● Exercise task:
Search the entries below. Return every line that has "身体评估" in it.

[start of Given information]

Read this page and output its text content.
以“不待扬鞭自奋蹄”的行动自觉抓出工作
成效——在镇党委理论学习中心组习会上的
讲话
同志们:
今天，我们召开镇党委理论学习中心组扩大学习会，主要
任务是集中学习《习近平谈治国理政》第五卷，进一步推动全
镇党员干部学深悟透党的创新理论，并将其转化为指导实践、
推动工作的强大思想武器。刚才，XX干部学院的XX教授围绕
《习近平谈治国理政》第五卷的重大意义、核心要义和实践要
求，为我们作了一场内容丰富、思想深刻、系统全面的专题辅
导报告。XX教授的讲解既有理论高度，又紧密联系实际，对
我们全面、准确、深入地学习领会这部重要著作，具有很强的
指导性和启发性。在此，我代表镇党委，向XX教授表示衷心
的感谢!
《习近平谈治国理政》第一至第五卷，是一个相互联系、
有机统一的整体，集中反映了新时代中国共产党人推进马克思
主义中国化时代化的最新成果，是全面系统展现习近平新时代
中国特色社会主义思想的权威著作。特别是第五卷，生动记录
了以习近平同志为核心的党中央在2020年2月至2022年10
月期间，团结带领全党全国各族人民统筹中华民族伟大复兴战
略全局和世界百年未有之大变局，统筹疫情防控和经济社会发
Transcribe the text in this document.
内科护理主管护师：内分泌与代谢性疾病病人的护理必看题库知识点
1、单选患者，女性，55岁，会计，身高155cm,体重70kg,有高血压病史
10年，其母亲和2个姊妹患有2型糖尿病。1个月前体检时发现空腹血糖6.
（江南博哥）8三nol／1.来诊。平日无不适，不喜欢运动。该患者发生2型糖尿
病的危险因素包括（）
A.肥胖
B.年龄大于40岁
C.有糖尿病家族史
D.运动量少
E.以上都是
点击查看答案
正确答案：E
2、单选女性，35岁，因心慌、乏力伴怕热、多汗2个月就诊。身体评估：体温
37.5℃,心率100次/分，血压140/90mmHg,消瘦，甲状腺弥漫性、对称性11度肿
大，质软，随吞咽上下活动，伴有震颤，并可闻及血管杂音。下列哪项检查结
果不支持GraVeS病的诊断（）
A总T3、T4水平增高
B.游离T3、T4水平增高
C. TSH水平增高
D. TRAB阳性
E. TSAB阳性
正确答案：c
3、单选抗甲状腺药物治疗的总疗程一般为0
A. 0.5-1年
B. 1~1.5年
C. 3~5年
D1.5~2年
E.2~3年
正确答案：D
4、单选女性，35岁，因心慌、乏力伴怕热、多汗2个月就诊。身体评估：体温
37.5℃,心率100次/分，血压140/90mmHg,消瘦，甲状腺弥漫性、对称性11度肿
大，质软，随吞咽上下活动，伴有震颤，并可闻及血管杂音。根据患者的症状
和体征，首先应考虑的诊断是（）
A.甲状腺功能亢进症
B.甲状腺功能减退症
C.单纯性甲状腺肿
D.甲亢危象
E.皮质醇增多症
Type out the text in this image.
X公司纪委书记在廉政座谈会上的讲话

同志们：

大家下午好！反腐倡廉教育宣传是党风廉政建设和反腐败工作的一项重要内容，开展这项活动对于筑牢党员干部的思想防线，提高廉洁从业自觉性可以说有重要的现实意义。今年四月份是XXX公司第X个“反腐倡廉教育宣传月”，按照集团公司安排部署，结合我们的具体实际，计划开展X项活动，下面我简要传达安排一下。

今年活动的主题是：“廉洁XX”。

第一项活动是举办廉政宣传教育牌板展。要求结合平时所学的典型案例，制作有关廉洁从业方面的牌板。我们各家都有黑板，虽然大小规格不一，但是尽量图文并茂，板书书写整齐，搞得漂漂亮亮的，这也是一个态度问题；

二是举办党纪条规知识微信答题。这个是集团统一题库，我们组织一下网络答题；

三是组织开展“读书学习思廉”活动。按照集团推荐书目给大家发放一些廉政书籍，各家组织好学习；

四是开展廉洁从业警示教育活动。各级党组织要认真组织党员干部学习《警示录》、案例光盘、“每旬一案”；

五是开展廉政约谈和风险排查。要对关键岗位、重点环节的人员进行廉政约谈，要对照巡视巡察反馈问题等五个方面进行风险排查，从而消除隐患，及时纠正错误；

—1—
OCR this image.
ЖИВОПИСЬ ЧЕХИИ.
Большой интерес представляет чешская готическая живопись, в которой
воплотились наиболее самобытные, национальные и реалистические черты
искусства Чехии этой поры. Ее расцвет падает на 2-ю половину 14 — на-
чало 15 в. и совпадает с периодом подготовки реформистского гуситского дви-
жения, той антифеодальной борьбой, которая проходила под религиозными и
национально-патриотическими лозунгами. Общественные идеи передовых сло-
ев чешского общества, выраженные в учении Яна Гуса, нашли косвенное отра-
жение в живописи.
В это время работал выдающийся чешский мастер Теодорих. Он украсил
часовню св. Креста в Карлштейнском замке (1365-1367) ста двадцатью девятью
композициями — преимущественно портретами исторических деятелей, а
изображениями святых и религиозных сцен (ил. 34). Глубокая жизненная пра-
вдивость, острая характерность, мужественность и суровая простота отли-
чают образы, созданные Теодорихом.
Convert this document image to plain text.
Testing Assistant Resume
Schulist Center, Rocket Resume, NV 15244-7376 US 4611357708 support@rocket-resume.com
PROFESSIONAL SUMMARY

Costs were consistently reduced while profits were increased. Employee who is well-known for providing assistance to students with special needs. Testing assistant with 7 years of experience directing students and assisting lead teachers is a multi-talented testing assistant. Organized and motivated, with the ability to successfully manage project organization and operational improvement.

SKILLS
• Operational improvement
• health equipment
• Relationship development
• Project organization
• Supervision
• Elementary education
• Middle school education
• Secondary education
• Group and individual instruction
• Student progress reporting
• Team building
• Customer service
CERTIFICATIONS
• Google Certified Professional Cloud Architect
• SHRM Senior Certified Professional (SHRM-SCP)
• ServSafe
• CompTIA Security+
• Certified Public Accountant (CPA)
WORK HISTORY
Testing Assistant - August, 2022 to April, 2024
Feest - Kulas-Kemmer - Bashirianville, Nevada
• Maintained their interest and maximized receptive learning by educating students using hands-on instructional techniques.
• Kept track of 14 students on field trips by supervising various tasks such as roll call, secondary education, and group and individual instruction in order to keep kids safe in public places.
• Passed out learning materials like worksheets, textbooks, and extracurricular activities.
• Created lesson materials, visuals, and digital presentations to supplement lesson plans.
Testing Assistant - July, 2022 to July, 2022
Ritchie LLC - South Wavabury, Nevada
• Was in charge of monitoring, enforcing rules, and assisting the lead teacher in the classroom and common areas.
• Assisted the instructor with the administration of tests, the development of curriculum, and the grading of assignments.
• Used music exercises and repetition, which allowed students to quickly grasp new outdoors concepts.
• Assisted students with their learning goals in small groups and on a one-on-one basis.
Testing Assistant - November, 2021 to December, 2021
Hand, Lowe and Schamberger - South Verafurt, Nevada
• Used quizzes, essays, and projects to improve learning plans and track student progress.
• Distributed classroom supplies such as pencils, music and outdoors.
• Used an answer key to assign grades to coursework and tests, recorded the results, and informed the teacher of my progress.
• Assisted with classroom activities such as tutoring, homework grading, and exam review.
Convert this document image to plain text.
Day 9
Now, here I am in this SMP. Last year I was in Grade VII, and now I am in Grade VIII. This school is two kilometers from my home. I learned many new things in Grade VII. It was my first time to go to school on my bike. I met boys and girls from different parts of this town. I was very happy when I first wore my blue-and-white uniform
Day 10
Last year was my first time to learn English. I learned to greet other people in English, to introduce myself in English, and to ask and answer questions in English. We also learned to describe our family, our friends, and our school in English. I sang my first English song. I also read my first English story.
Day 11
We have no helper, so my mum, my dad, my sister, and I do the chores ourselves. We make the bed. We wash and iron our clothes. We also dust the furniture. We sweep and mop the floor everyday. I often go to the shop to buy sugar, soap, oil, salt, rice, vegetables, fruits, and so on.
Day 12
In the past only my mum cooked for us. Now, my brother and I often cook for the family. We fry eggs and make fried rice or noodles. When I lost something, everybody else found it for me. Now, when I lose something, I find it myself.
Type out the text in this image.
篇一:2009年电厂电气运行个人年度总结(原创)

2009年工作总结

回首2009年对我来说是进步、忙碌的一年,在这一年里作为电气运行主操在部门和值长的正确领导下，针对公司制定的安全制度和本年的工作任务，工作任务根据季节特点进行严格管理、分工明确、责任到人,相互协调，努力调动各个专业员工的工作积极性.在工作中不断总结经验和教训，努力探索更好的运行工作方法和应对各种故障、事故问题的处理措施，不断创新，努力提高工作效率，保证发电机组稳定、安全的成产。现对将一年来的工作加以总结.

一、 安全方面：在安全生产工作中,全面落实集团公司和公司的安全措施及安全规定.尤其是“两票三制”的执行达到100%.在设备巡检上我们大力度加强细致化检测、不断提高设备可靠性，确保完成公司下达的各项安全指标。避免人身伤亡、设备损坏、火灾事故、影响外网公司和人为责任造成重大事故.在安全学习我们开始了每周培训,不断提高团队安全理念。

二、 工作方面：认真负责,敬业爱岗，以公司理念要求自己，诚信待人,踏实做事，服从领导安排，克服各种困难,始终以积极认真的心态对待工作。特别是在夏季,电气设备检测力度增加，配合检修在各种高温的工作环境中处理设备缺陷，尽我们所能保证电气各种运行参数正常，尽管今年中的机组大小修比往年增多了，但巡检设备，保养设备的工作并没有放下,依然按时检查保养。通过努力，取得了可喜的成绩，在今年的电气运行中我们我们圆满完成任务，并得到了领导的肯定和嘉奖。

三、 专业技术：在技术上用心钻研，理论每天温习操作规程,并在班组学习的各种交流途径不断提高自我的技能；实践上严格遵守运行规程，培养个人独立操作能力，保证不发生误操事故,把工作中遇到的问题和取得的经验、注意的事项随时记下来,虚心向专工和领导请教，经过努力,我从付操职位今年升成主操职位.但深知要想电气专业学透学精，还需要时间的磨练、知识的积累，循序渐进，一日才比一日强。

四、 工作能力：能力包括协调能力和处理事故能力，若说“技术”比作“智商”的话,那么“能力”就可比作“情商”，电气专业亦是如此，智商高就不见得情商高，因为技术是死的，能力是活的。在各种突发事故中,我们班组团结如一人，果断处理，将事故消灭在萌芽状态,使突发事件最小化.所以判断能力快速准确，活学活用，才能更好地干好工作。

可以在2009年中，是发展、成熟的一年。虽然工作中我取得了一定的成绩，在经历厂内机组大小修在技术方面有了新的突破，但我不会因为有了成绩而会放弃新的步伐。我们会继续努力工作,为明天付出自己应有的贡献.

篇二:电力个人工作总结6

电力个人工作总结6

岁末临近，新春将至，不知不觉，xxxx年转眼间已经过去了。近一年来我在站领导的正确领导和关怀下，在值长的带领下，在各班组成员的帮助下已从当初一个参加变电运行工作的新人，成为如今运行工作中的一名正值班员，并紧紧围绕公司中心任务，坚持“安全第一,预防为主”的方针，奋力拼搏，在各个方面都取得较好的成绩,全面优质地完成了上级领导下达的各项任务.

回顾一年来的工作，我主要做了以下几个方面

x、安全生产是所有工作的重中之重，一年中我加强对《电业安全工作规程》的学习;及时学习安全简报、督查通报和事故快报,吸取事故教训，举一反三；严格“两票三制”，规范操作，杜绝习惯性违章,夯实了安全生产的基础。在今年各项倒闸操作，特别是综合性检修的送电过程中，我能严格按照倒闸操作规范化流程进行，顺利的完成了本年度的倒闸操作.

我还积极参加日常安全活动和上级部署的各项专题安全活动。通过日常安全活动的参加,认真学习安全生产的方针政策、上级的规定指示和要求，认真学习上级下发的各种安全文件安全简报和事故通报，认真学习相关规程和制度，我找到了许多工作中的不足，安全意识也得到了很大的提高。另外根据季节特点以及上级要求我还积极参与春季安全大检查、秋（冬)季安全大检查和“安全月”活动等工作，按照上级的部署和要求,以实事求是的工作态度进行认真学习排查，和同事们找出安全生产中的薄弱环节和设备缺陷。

[end of Given information]

● Result:
2、单选女性，35岁，因心慌、乏力伴怕热、多汗2个月就诊。身体评估：体温
4、单选女性，35岁，因心慌、乏力伴怕热、多汗2个月就诊。身体评估：体温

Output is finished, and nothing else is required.